— begin —
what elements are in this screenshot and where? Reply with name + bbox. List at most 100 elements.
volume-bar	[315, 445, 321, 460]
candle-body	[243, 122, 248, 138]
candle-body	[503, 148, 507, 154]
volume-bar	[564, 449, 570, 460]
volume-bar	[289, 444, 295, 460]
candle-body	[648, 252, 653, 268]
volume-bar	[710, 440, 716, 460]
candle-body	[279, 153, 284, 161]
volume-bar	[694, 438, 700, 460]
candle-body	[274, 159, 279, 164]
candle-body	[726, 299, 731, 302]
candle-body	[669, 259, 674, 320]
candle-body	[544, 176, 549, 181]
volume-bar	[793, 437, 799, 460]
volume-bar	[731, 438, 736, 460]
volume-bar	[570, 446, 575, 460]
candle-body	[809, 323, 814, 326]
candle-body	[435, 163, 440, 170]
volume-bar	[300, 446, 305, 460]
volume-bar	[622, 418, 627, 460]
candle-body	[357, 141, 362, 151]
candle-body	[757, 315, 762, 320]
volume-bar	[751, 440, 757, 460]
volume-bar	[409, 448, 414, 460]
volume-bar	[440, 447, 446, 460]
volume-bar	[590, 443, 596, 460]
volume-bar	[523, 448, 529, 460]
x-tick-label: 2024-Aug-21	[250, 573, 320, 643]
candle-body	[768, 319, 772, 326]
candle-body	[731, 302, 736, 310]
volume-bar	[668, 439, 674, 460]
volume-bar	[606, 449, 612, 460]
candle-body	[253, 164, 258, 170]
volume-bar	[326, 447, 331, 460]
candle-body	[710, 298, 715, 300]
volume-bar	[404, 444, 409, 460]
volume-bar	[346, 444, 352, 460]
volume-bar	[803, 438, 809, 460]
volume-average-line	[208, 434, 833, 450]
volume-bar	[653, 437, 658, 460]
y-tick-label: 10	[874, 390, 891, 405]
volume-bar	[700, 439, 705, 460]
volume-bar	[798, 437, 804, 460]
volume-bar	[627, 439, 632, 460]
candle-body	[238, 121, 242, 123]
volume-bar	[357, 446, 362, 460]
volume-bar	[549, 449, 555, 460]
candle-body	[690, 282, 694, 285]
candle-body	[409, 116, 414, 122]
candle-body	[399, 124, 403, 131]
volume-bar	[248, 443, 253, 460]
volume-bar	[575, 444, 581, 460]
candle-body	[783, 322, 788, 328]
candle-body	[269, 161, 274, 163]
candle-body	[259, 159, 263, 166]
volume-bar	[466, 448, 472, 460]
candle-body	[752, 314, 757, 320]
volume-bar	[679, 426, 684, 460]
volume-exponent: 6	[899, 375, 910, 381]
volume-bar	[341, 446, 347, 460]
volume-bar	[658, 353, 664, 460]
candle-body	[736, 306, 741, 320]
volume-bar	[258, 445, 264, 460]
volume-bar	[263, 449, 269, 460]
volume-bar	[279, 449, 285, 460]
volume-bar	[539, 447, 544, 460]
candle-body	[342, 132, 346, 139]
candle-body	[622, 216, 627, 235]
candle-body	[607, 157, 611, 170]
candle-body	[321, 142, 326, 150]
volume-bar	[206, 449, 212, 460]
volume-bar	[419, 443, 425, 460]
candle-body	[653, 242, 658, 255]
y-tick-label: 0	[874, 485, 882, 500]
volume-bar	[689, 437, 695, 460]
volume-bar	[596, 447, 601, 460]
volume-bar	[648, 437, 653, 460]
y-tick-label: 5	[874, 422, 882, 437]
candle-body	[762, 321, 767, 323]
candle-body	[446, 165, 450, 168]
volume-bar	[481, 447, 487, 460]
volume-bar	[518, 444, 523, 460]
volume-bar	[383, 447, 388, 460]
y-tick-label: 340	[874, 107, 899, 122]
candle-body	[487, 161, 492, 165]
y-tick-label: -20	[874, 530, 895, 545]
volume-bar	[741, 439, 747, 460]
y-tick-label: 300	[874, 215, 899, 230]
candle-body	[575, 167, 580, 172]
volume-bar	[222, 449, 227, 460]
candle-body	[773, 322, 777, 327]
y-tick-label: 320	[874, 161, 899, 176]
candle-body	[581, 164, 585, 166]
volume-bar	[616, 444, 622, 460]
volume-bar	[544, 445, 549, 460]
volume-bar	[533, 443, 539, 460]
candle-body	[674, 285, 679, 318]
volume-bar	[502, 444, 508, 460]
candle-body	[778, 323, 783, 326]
— end —
### What you are asked to do
Copy all of the rows above, replacing every "candle-body" with "candle" and changing nothing else.

### Correct answer
what elements are in this screenshot and where? Reply with name + bbox. List at most 100 elements.
volume-bar	[315, 445, 321, 460]
candle	[243, 122, 248, 138]
candle	[503, 148, 507, 154]
volume-bar	[564, 449, 570, 460]
volume-bar	[289, 444, 295, 460]
candle	[648, 252, 653, 268]
volume-bar	[710, 440, 716, 460]
candle	[279, 153, 284, 161]
volume-bar	[694, 438, 700, 460]
candle	[274, 159, 279, 164]
candle	[726, 299, 731, 302]
candle	[669, 259, 674, 320]
candle	[544, 176, 549, 181]
volume-bar	[793, 437, 799, 460]
volume-bar	[731, 438, 736, 460]
volume-bar	[570, 446, 575, 460]
candle	[809, 323, 814, 326]
candle	[435, 163, 440, 170]
volume-bar	[300, 446, 305, 460]
volume-bar	[622, 418, 627, 460]
candle	[357, 141, 362, 151]
candle	[757, 315, 762, 320]
volume-bar	[751, 440, 757, 460]
volume-bar	[409, 448, 414, 460]
volume-bar	[440, 447, 446, 460]
volume-bar	[590, 443, 596, 460]
volume-bar	[523, 448, 529, 460]
x-tick-label: 2024-Aug-21	[250, 573, 320, 643]
candle	[768, 319, 772, 326]
candle	[731, 302, 736, 310]
volume-bar	[668, 439, 674, 460]
volume-bar	[606, 449, 612, 460]
candle	[253, 164, 258, 170]
volume-bar	[326, 447, 331, 460]
candle	[710, 298, 715, 300]
volume-bar	[404, 444, 409, 460]
volume-bar	[346, 444, 352, 460]
volume-bar	[803, 438, 809, 460]
volume-average-line	[208, 434, 833, 450]
volume-bar	[653, 437, 658, 460]
y-tick-label: 10	[874, 390, 891, 405]
volume-bar	[700, 439, 705, 460]
volume-bar	[798, 437, 804, 460]
volume-bar	[627, 439, 632, 460]
candle	[238, 121, 242, 123]
volume-bar	[357, 446, 362, 460]
volume-bar	[549, 449, 555, 460]
candle	[690, 282, 694, 285]
candle	[409, 116, 414, 122]
candle	[399, 124, 403, 131]
volume-bar	[248, 443, 253, 460]
volume-bar	[575, 444, 581, 460]
candle	[783, 322, 788, 328]
candle	[269, 161, 274, 163]
candle	[259, 159, 263, 166]
volume-bar	[466, 448, 472, 460]
candle	[752, 314, 757, 320]
volume-bar	[679, 426, 684, 460]
volume-exponent: 6	[899, 375, 910, 381]
volume-bar	[341, 446, 347, 460]
volume-bar	[658, 353, 664, 460]
candle	[736, 306, 741, 320]
volume-bar	[258, 445, 264, 460]
volume-bar	[263, 449, 269, 460]
volume-bar	[279, 449, 285, 460]
volume-bar	[539, 447, 544, 460]
candle	[342, 132, 346, 139]
candle	[622, 216, 627, 235]
candle	[607, 157, 611, 170]
candle	[321, 142, 326, 150]
volume-bar	[206, 449, 212, 460]
volume-bar	[419, 443, 425, 460]
candle	[653, 242, 658, 255]
y-tick-label: 0	[874, 485, 882, 500]
volume-bar	[689, 437, 695, 460]
volume-bar	[596, 447, 601, 460]
volume-bar	[648, 437, 653, 460]
y-tick-label: 5	[874, 422, 882, 437]
candle	[762, 321, 767, 323]
candle	[446, 165, 450, 168]
volume-bar	[481, 447, 487, 460]
volume-bar	[518, 444, 523, 460]
volume-bar	[383, 447, 388, 460]
y-tick-label: 340	[874, 107, 899, 122]
candle	[487, 161, 492, 165]
y-tick-label: -20	[874, 530, 895, 545]
volume-bar	[741, 439, 747, 460]
y-tick-label: 300	[874, 215, 899, 230]
candle	[575, 167, 580, 172]
volume-bar	[222, 449, 227, 460]
candle	[773, 322, 777, 327]
y-tick-label: 320	[874, 161, 899, 176]
candle	[581, 164, 585, 166]
volume-bar	[616, 444, 622, 460]
volume-bar	[544, 445, 549, 460]
volume-bar	[533, 443, 539, 460]
candle	[674, 285, 679, 318]
volume-bar	[502, 444, 508, 460]
candle	[778, 323, 783, 326]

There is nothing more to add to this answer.